**YOUR TASK**
Examine the entries and show every line in which the word "आईएमए" is found.
begin
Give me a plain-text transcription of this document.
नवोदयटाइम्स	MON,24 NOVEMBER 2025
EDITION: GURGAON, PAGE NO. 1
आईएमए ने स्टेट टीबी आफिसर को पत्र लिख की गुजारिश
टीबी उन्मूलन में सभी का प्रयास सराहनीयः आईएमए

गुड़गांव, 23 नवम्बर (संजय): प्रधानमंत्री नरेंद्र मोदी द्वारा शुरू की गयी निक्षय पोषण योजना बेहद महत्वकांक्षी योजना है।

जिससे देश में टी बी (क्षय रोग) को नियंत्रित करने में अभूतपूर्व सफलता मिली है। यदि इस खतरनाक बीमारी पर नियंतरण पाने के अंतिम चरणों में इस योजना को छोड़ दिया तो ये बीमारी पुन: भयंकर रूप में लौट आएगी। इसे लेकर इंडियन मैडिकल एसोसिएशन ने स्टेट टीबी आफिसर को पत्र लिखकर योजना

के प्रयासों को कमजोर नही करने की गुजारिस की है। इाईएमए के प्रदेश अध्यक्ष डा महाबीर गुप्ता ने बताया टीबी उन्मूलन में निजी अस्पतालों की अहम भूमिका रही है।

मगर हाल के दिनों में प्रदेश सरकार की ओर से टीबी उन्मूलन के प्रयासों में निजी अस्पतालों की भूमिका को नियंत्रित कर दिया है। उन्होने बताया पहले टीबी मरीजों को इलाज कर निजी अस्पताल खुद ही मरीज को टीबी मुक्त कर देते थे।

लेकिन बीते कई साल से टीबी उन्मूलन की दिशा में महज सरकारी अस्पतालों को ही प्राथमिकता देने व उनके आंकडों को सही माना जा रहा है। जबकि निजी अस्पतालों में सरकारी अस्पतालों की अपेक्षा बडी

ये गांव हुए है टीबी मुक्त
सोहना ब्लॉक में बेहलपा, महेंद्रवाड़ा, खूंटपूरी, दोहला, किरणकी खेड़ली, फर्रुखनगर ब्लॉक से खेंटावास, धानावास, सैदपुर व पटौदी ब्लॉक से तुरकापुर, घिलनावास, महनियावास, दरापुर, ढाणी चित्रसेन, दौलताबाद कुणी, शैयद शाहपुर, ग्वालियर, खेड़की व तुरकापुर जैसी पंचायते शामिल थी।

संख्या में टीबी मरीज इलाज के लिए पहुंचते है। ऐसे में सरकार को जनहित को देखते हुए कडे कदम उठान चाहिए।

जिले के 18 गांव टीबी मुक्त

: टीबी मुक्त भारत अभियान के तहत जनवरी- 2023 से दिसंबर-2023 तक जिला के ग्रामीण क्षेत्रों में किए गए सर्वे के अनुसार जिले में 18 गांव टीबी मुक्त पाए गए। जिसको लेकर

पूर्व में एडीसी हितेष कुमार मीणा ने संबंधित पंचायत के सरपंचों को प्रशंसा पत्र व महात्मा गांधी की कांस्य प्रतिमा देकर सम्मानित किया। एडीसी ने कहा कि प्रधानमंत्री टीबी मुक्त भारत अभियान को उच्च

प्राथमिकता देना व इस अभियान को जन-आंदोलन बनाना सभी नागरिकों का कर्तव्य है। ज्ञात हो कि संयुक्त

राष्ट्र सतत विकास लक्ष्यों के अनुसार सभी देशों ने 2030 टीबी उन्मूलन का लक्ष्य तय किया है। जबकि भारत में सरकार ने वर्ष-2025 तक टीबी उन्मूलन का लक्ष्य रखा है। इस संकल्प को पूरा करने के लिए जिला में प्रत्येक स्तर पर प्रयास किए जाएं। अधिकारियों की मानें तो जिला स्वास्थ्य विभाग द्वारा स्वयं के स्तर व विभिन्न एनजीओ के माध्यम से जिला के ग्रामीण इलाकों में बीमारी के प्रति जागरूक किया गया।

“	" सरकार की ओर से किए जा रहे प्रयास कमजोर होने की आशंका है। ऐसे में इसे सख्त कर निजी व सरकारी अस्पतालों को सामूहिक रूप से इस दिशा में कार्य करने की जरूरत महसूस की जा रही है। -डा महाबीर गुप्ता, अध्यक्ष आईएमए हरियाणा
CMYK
end
**SOLUTION FOR THIS PROBLEM**
आईएमए ने स्टेट टीबी आफिसर को पत्र लिख की गुजारिश
टीबी उन्मूलन में सभी का प्रयास सराहनीयः आईएमए
“	" सरकार की ओर से किए जा रहे प्रयास कमजोर होने की आशंका है। ऐसे में इसे सख्त कर निजी व सरकारी अस्पतालों को सामूहिक रूप से इस दिशा में कार्य करने की जरूरत महसूस की जा रही है। -डा महाबीर गुप्ता, अध्यक्ष आईएमए हरियाणा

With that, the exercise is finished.